BEGIN ENTRIES SHOWN
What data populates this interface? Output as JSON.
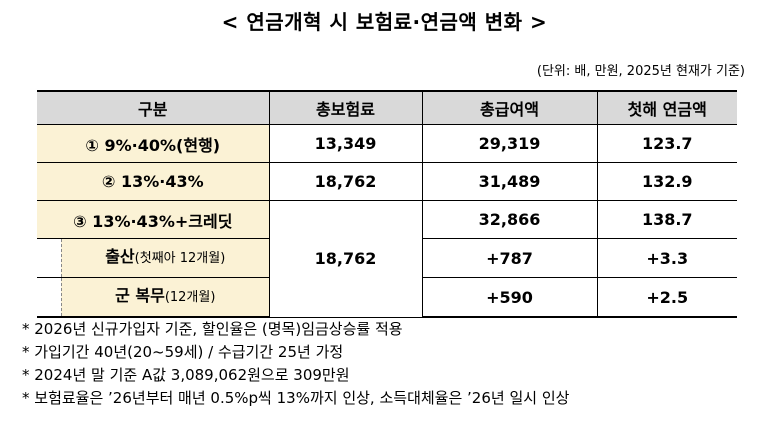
{
  "title": "< 연금개혁 시 보험료·연금액 변화 >",
  "unit_note": "(단위: 배, 만원, 2025년 현재가 기준)",
  "headers": [
    "구분",
    "총보험료",
    "총급여액",
    "첫해 연금액"
  ],
  "rows": [
    {
      "label": "① 9%·40%(현행)",
      "premium": "13,349",
      "benefit": "29,319",
      "pension": "123.7"
    },
    {
      "label": "② 13%·43%",
      "premium": "18,762",
      "benefit": "31,489",
      "pension": "132.9"
    },
    {
      "label": "③ 13%·43%+크레딧",
      "premium": "18,762",
      "benefit": "32,866",
      "pension": "138.7"
    }
  ],
  "sub_rows": [
    {
      "label": "출산",
      "label_note": "(첫째아 12개월)",
      "benefit": "+787",
      "pension": "+3.3"
    },
    {
      "label": "군 복무",
      "label_note": "(12개월)",
      "benefit": "+590",
      "pension": "+2.5"
    }
  ],
  "notes": [
    "* 2026년 신규가입자 기준, 할인율은 (명목)임금상승률 적용",
    "* 가입기간 40년(20~59세) / 수급기간 25년 가정",
    "* 2024년 말 기준 A값 3,089,062원으로 309만원",
    "* 보험료율은 ’26년부터 매년 0.5%p씩 13%까지 인상, 소득대체율은 ’26년 일시 인상"
  ]
}
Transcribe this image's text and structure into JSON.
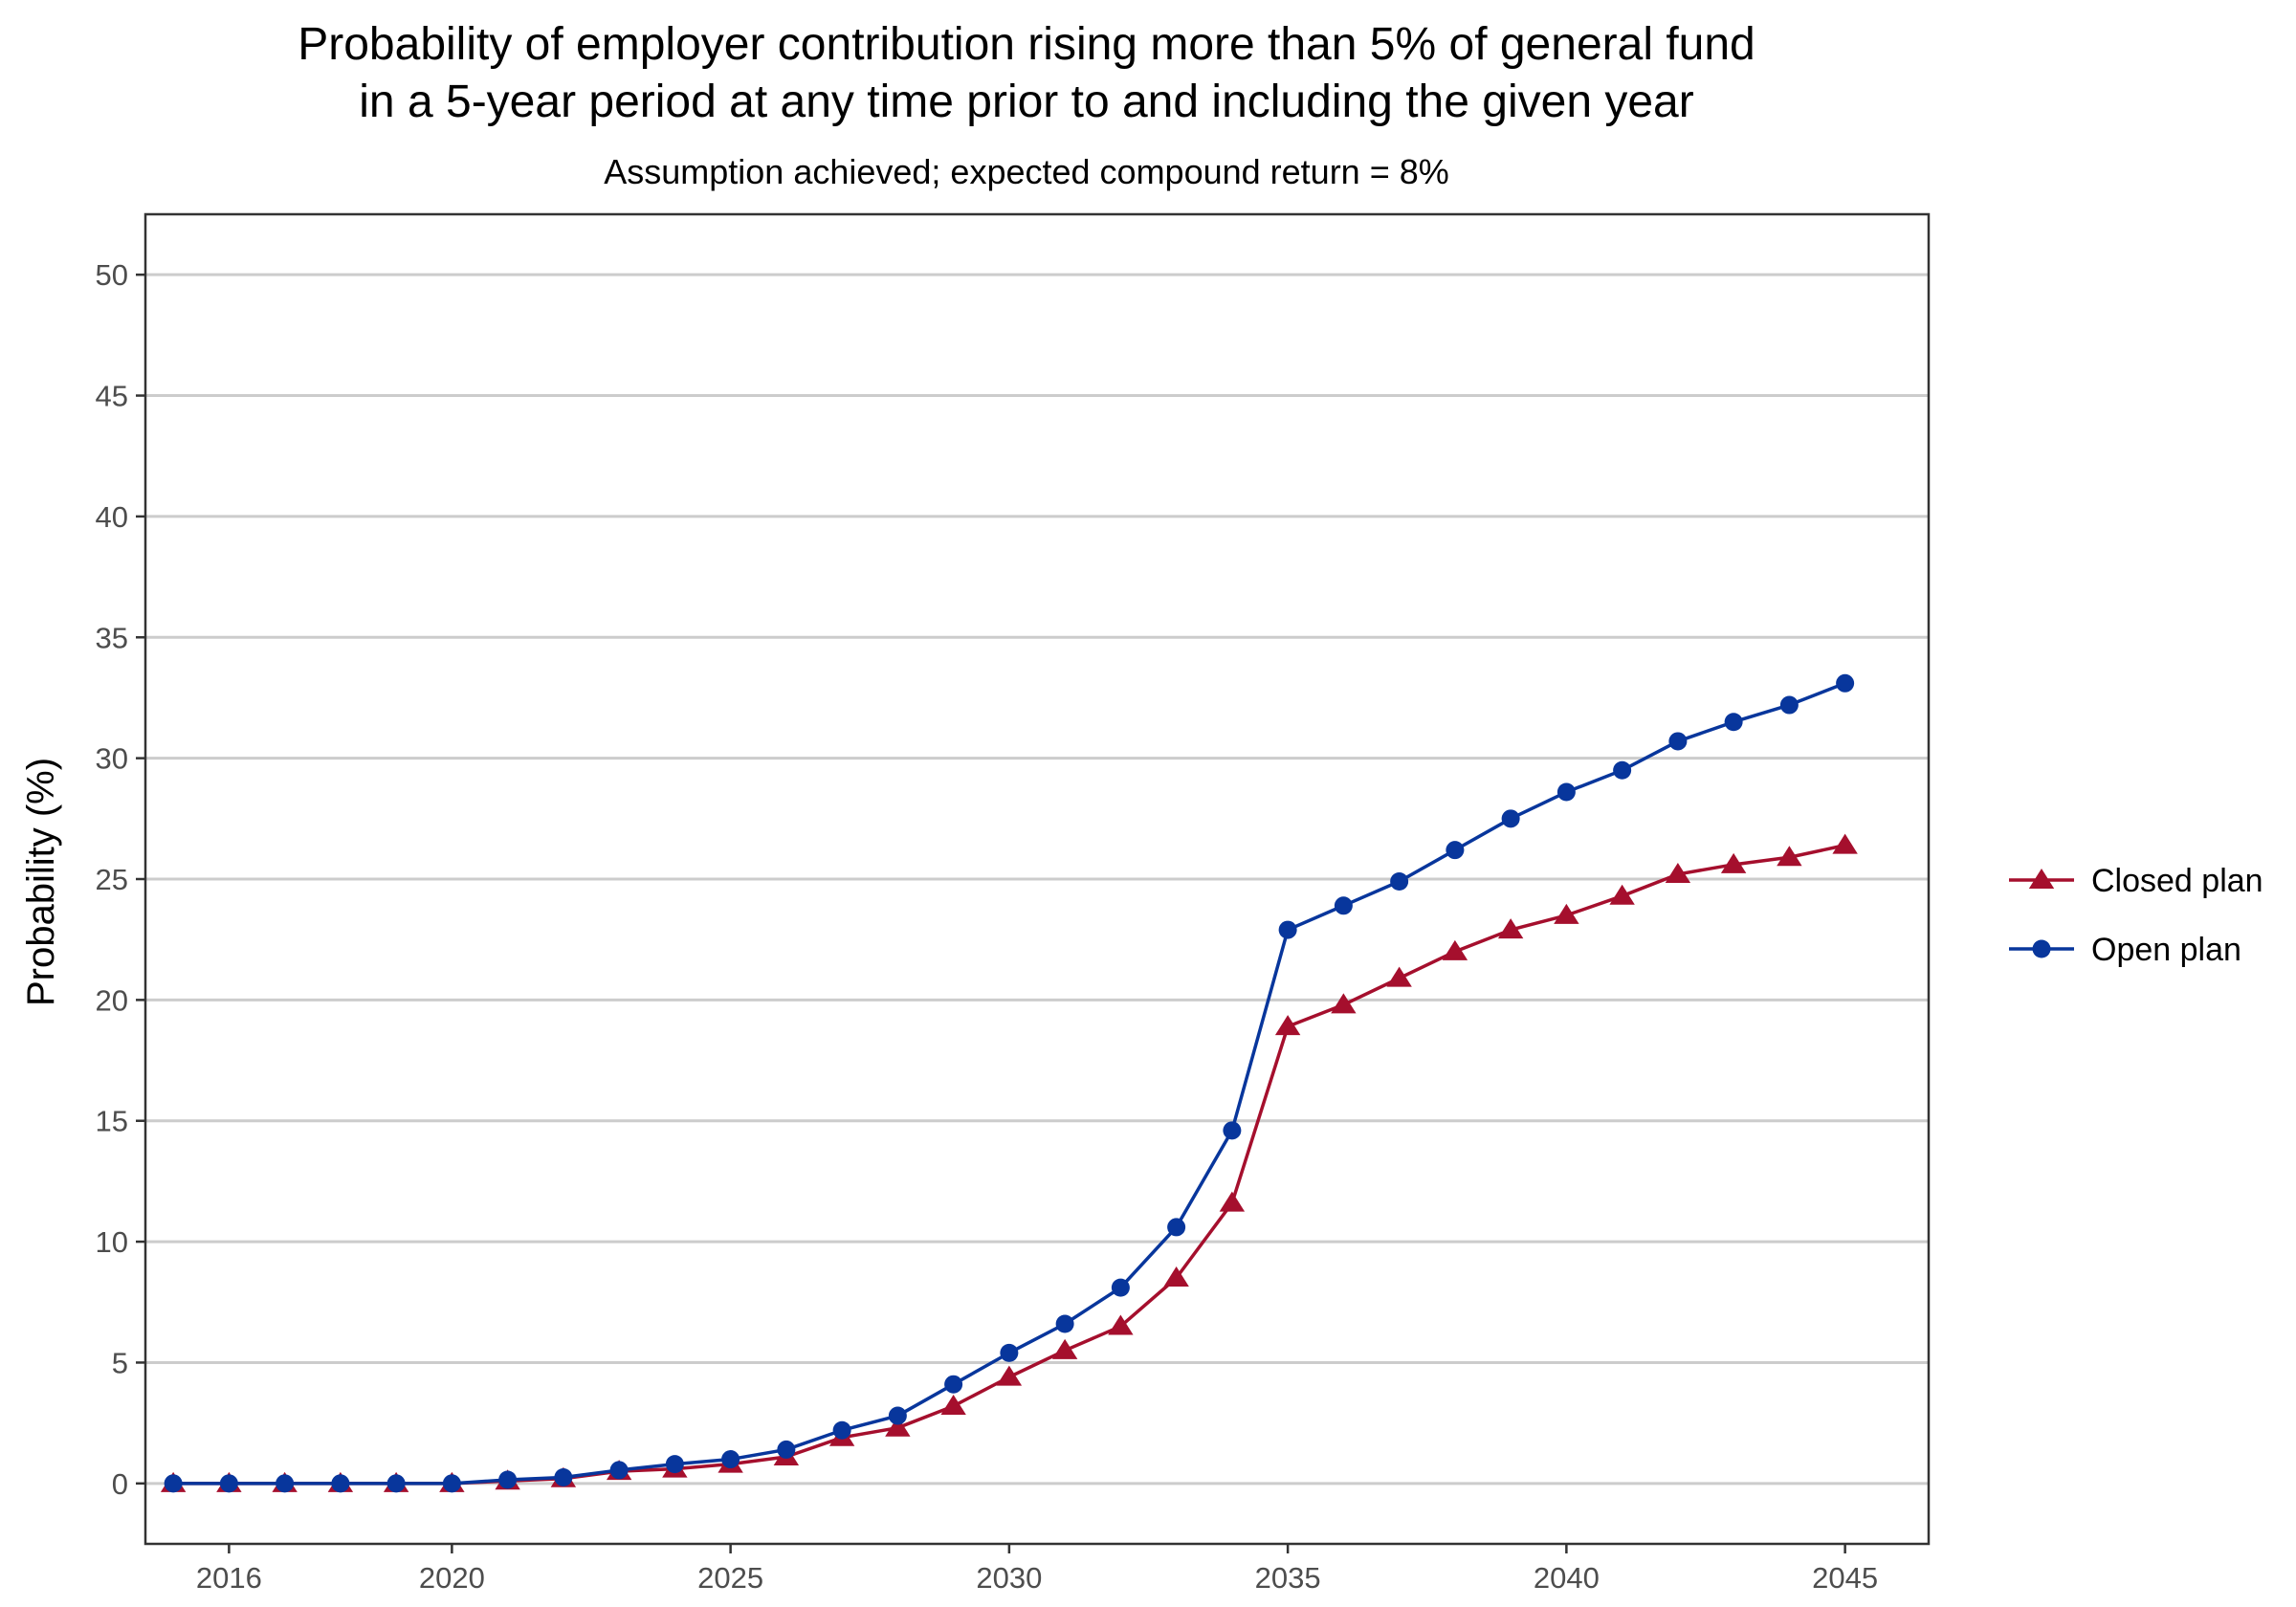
{
  "chart_data": {
    "type": "line",
    "title_lines": [
      "Probability of employer contribution rising more than 5% of general fund",
      "in a 5-year period at any time prior to and including the given year"
    ],
    "subtitle": "Assumption achieved; expected compound return = 8%",
    "ylabel": "Probability (%)",
    "xlabel": "",
    "xlim": [
      2014.5,
      2046.5
    ],
    "ylim": [
      -2.5,
      52.5
    ],
    "x_ticks": [
      2016,
      2020,
      2025,
      2030,
      2035,
      2040,
      2045
    ],
    "y_ticks": [
      0,
      5,
      10,
      15,
      20,
      25,
      30,
      35,
      40,
      45,
      50
    ],
    "grid": "horizontal",
    "legend_position": "right",
    "x": [
      2015,
      2016,
      2017,
      2018,
      2019,
      2020,
      2021,
      2022,
      2023,
      2024,
      2025,
      2026,
      2027,
      2028,
      2029,
      2030,
      2031,
      2032,
      2033,
      2034,
      2035,
      2036,
      2037,
      2038,
      2039,
      2040,
      2041,
      2042,
      2043,
      2044,
      2045
    ],
    "series": [
      {
        "name": "Closed plan",
        "color": "#a50f2d",
        "marker": "triangle",
        "values": [
          0,
          0,
          0,
          0,
          0,
          0,
          0.1,
          0.2,
          0.5,
          0.6,
          0.8,
          1.1,
          1.9,
          2.3,
          3.2,
          4.4,
          5.5,
          6.5,
          8.5,
          11.6,
          18.9,
          19.8,
          20.9,
          22.0,
          22.9,
          23.5,
          24.3,
          25.2,
          25.6,
          25.9,
          26.4
        ]
      },
      {
        "name": "Open plan",
        "color": "#08369c",
        "marker": "circle",
        "values": [
          0,
          0,
          0,
          0,
          0,
          0,
          0.15,
          0.25,
          0.55,
          0.8,
          1.0,
          1.4,
          2.2,
          2.8,
          4.1,
          5.4,
          6.6,
          8.1,
          10.6,
          14.6,
          22.9,
          23.9,
          24.9,
          26.2,
          27.5,
          28.6,
          29.5,
          30.7,
          31.5,
          32.2,
          33.1
        ]
      }
    ]
  }
}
END ENTRIES SHOWN
**TASK PROMPT**
Copy all the records above exactly, but leave out the pictures.

**EXERCISE RESPONSE**
What data populates this interface? Output as JSON.
{
  "title": "< 연금개혁 시 보험료·연금액 변화 >",
  "unit_note": "(단위: 배, 만원, 2025년 현재가 기준)",
  "headers": [
    "구분",
    "총보험료",
    "총급여액",
    "첫해 연금액"
  ],
  "rows": [
    {
      "label": "① 9%·40%(현행)",
      "premium": "13,349",
      "benefit": "29,319",
      "pension": "123.7"
    },
    {
      "label": "② 13%·43%",
      "premium": "18,762",
      "benefit": "31,489",
      "pension": "132.9"
    },
    {
      "label": "③ 13%·43%+크레딧",
      "premium": "18,762",
      "benefit": "32,866",
      "pension": "138.7"
    }
  ],
  "sub_rows": [
    {
      "label": "출산",
      "label_note": "(첫째아 12개월)",
      "benefit": "+787",
      "pension": "+3.3"
    },
    {
      "label": "군 복무",
      "label_note": "(12개월)",
      "benefit": "+590",
      "pension": "+2.5"
    }
  ],
  "notes": [
    "* 2026년 신규가입자 기준, 할인율은 (명목)임금상승률 적용",
    "* 가입기간 40년(20~59세) / 수급기간 25년 가정",
    "* 2024년 말 기준 A값 3,089,062원으로 309만원",
    "* 보험료율은 ’26년부터 매년 0.5%p씩 13%까지 인상, 소득대체율은 ’26년 일시 인상"
  ]
}
Transcribe this image's text and structure into JSON.
{
  "chart_data": {
    "type": "line",
    "title_lines": [
      "Probability of employer contribution rising more than 5% of general fund",
      "in a 5-year period at any time prior to and including the given year"
    ],
    "subtitle": "Assumption achieved; expected compound return = 8%",
    "ylabel": "Probability (%)",
    "xlabel": "",
    "xlim": [
      2014.5,
      2046.5
    ],
    "ylim": [
      -2.5,
      52.5
    ],
    "x_ticks": [
      2016,
      2020,
      2025,
      2030,
      2035,
      2040,
      2045
    ],
    "y_ticks": [
      0,
      5,
      10,
      15,
      20,
      25,
      30,
      35,
      40,
      45,
      50
    ],
    "grid": "horizontal",
    "legend_position": "right",
    "x": [
      2015,
      2016,
      2017,
      2018,
      2019,
      2020,
      2021,
      2022,
      2023,
      2024,
      2025,
      2026,
      2027,
      2028,
      2029,
      2030,
      2031,
      2032,
      2033,
      2034,
      2035,
      2036,
      2037,
      2038,
      2039,
      2040,
      2041,
      2042,
      2043,
      2044,
      2045
    ],
    "series": [
      {
        "name": "Closed plan",
        "color": "#a50f2d",
        "marker": "triangle",
        "values": [
          0,
          0,
          0,
          0,
          0,
          0,
          0.1,
          0.2,
          0.5,
          0.6,
          0.8,
          1.1,
          1.9,
          2.3,
          3.2,
          4.4,
          5.5,
          6.5,
          8.5,
          11.6,
          18.9,
          19.8,
          20.9,
          22.0,
          22.9,
          23.5,
          24.3,
          25.2,
          25.6,
          25.9,
          26.4
        ]
      },
      {
        "name": "Open plan",
        "color": "#08369c",
        "marker": "circle",
        "values": [
          0,
          0,
          0,
          0,
          0,
          0,
          0.15,
          0.25,
          0.55,
          0.8,
          1.0,
          1.4,
          2.2,
          2.8,
          4.1,
          5.4,
          6.6,
          8.1,
          10.6,
          14.6,
          22.9,
          23.9,
          24.9,
          26.2,
          27.5,
          28.6,
          29.5,
          30.7,
          31.5,
          32.2,
          33.1
        ]
      }
    ]
  }
}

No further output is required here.